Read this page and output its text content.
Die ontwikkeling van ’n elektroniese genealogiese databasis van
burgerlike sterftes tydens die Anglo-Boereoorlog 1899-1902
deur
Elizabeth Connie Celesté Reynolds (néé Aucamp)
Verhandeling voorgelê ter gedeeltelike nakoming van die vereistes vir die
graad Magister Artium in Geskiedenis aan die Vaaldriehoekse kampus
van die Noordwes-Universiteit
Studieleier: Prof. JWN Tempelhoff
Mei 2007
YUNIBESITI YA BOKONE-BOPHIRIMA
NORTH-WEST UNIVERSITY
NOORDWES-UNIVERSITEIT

▬▬▬▬▬▬

- Goal of the exercise -
Make an exact copy of every entry.

- Correct response -
Read this page and output its text content.
Die ontwikkeling van ’n elektroniese genealogiese databasis van
burgerlike sterftes tydens die Anglo-Boereoorlog 1899-1902
deur
Elizabeth Connie Celesté Reynolds (néé Aucamp)
Verhandeling voorgelê ter gedeeltelike nakoming van die vereistes vir die
graad Magister Artium in Geskiedenis aan die Vaaldriehoekse kampus
van die Noordwes-Universiteit
Studieleier: Prof. JWN Tempelhoff
Mei 2007
YUNIBESITI YA BOKONE-BOPHIRIMA
NORTH-WEST UNIVERSITY
NOORDWES-UNIVERSITEIT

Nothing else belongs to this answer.